Start

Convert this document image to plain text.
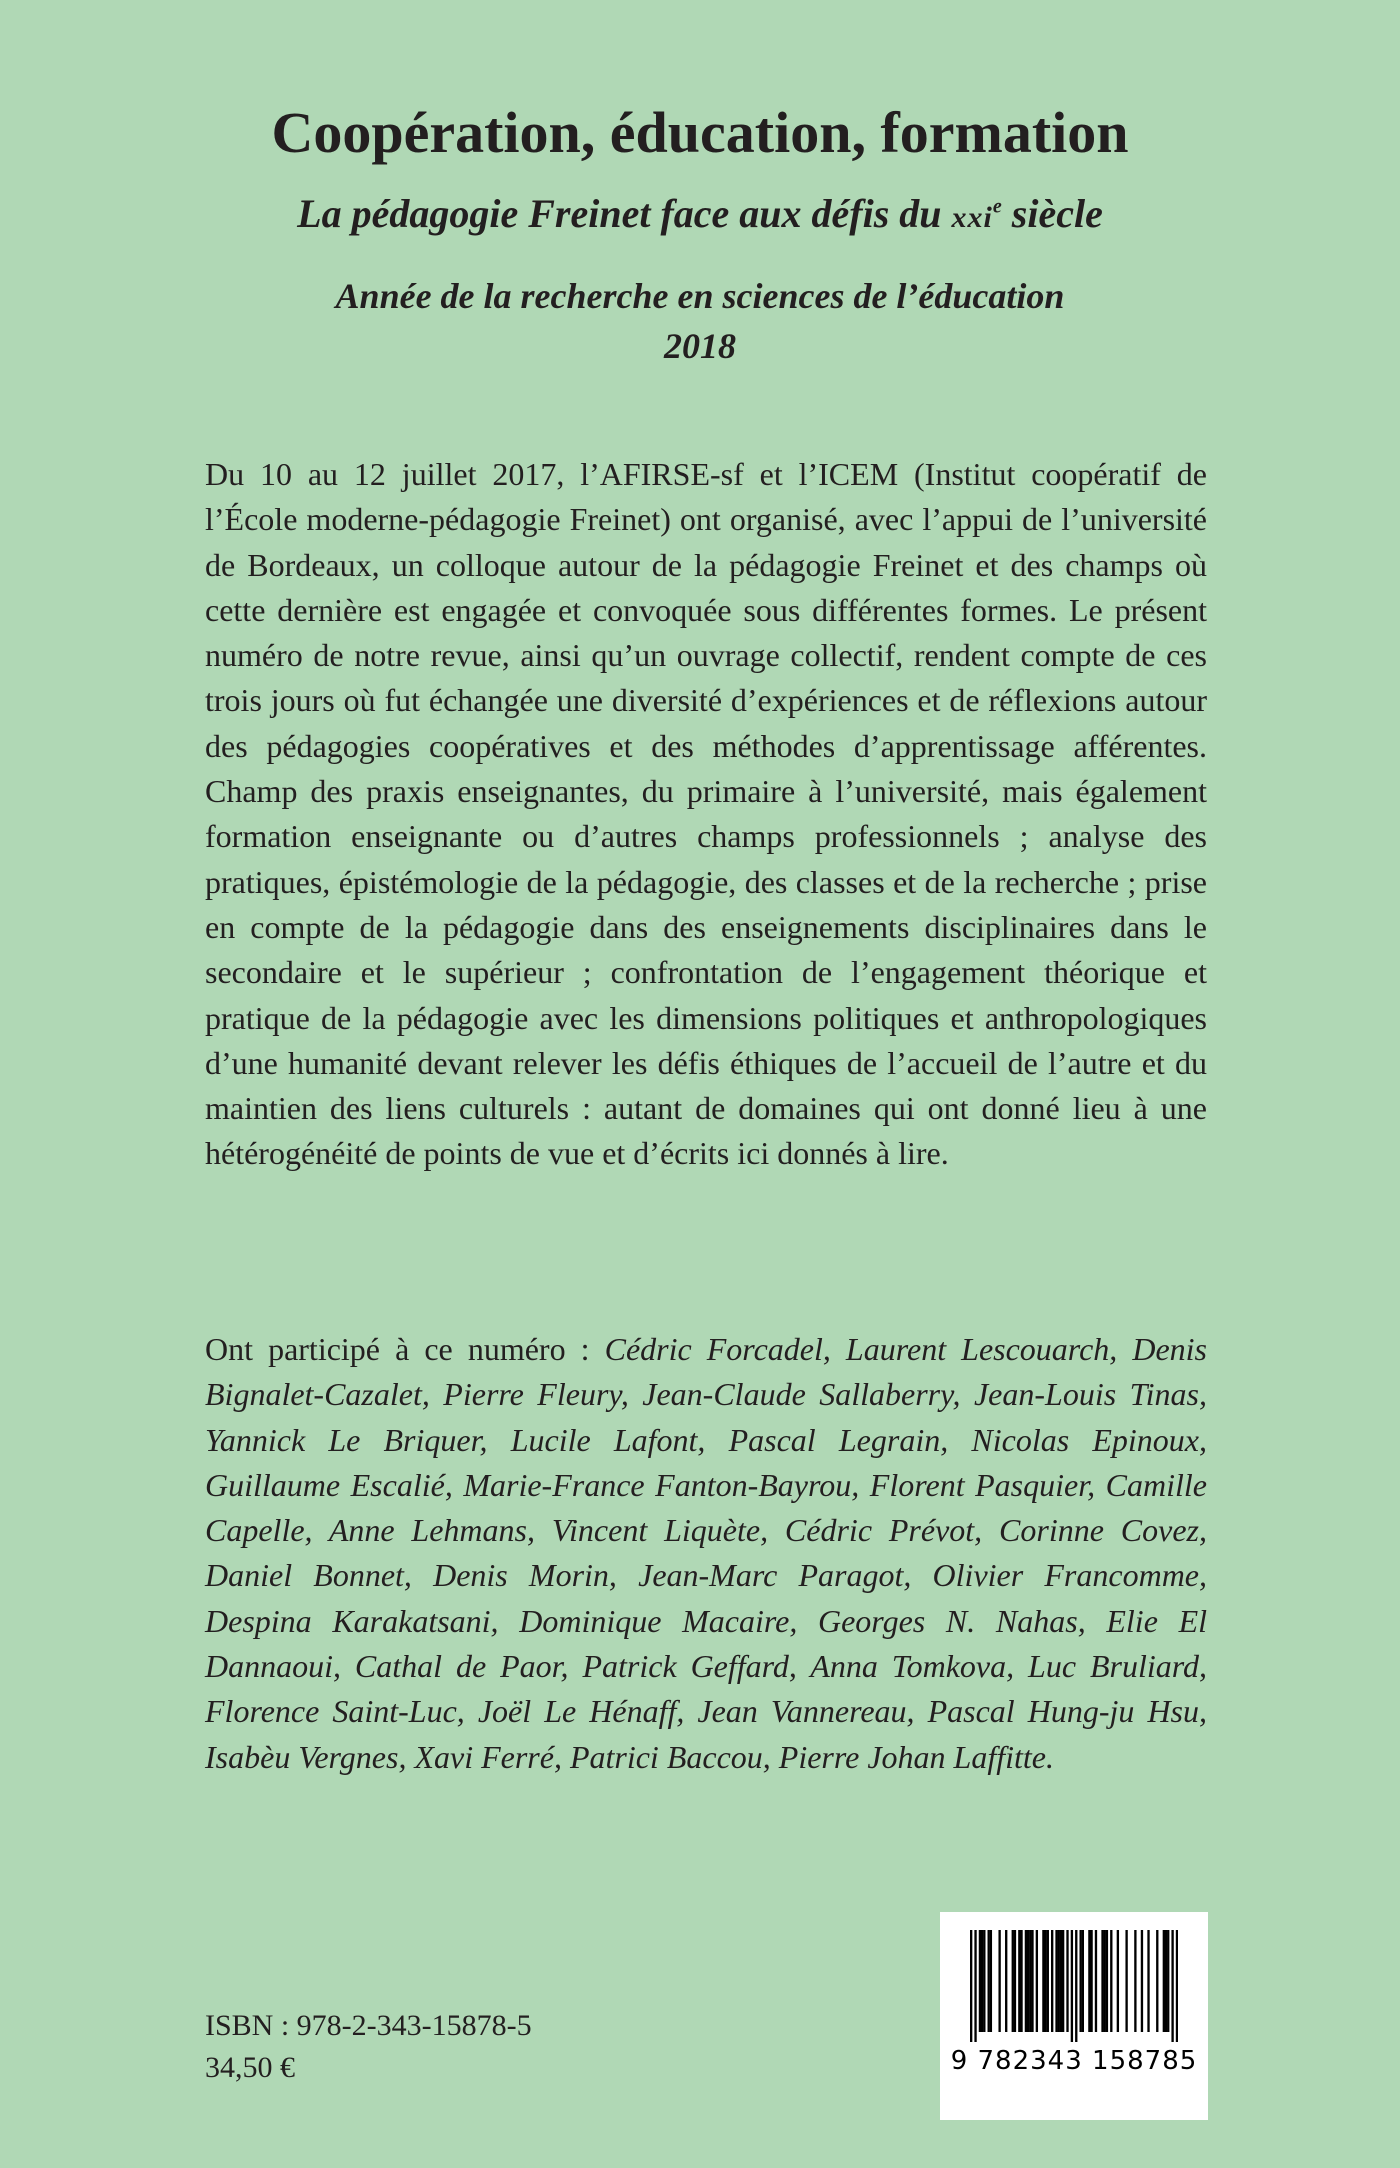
Coopération, éducation, formation
La pédagogie Freinet face aux défis du xxi$^e$ siècle
Année de la recherche en sciences de l’éducation
2018

Du 10 au 12 juillet 2017, l’AFIRSE-sf et l’ICEM (Institut coopératif de l’École moderne-pédagogie Freinet) ont organisé, avec l’appui de l’université de Bordeaux, un colloque autour de la pédagogie Freinet et des champs où cette dernière est engagée et convoquée sous différentes formes. Le présent numéro de notre revue, ainsi qu’un ouvrage collectif, rendent compte de ces trois jours où fut échangée une diversité d’expériences et de réflexions autour des pédagogies coopératives et des méthodes d’apprentissage afférentes. Champ des praxis enseignantes, du primaire à l’université, mais également formation enseignante ou d’autres champs professionnels ; analyse des pratiques, épistémologie de la pédagogie, des classes et de la recherche ; prise en compte de la pédagogie dans des enseignements disciplinaires dans le secondaire et le supérieur ; confrontation de l’engagement théorique et pratique de la pédagogie avec les dimensions politiques et anthropologiques d’une humanité devant relever les défis éthiques de l’accueil de l’autre et du maintien des liens culturels : autant de domaines qui ont donné lieu à une hétérogénéité de points de vue et d’écrits ici donnés à lire.

Ont participé à ce numéro : Cédric Forcadel, Laurent Lescouarch, Denis Bignalet-Cazalet, Pierre Fleury, Jean-Claude Sallaberry, Jean-Louis Tinas, Yannick Le Briquer, Lucile Lafont, Pascal Legrain, Nicolas Epinoux, Guillaume Escalié, Marie-France Fanton-Bayrou, Florent Pasquier, Camille Capelle, Anne Lehmans, Vincent Liquète, Cédric Prévot, Corinne Covez, Daniel Bonnet, Denis Morin, Jean-Marc Paragot, Olivier Francomme, Despina Karakatsani, Dominique Macaire, Georges N. Nahas, Elie El Dannaoui, Cathal de Paor, Patrick Geffard, Anna Tomkova, Luc Bruliard, Florence Saint-Luc, Joël Le Hénaff, Jean Vannereau, Pascal Hung-ju Hsu, Isabèu Vergnes, Xavi Ferré, Patrici Baccou, Pierre Johan Laffitte.

ISBN : 978-2-343-15878-5
34,50 €	9 782343 158785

End

Problem requirements:
Copy every record character for character. Skip the pictures.

Solved exercise:
Convert this document image to plain text.
Coopération, éducation, formation
La pédagogie Freinet face aux défis du xxi$^e$ siècle
Année de la recherche en sciences de l’éducation
2018

Du 10 au 12 juillet 2017, l’AFIRSE-sf et l’ICEM (Institut coopératif de l’École moderne-pédagogie Freinet) ont organisé, avec l’appui de l’université de Bordeaux, un colloque autour de la pédagogie Freinet et des champs où cette dernière est engagée et convoquée sous différentes formes. Le présent numéro de notre revue, ainsi qu’un ouvrage collectif, rendent compte de ces trois jours où fut échangée une diversité d’expériences et de réflexions autour des pédagogies coopératives et des méthodes d’apprentissage afférentes. Champ des praxis enseignantes, du primaire à l’université, mais également formation enseignante ou d’autres champs professionnels ; analyse des pratiques, épistémologie de la pédagogie, des classes et de la recherche ; prise en compte de la pédagogie dans des enseignements disciplinaires dans le secondaire et le supérieur ; confrontation de l’engagement théorique et pratique de la pédagogie avec les dimensions politiques et anthropologiques d’une humanité devant relever les défis éthiques de l’accueil de l’autre et du maintien des liens culturels : autant de domaines qui ont donné lieu à une hétérogénéité de points de vue et d’écrits ici donnés à lire.

Ont participé à ce numéro : Cédric Forcadel, Laurent Lescouarch, Denis Bignalet-Cazalet, Pierre Fleury, Jean-Claude Sallaberry, Jean-Louis Tinas, Yannick Le Briquer, Lucile Lafont, Pascal Legrain, Nicolas Epinoux, Guillaume Escalié, Marie-France Fanton-Bayrou, Florent Pasquier, Camille Capelle, Anne Lehmans, Vincent Liquète, Cédric Prévot, Corinne Covez, Daniel Bonnet, Denis Morin, Jean-Marc Paragot, Olivier Francomme, Despina Karakatsani, Dominique Macaire, Georges N. Nahas, Elie El Dannaoui, Cathal de Paor, Patrick Geffard, Anna Tomkova, Luc Bruliard, Florence Saint-Luc, Joël Le Hénaff, Jean Vannereau, Pascal Hung-ju Hsu, Isabèu Vergnes, Xavi Ferré, Patrici Baccou, Pierre Johan Laffitte.

ISBN : 978-2-343-15878-5
34,50 €	9 782343 158785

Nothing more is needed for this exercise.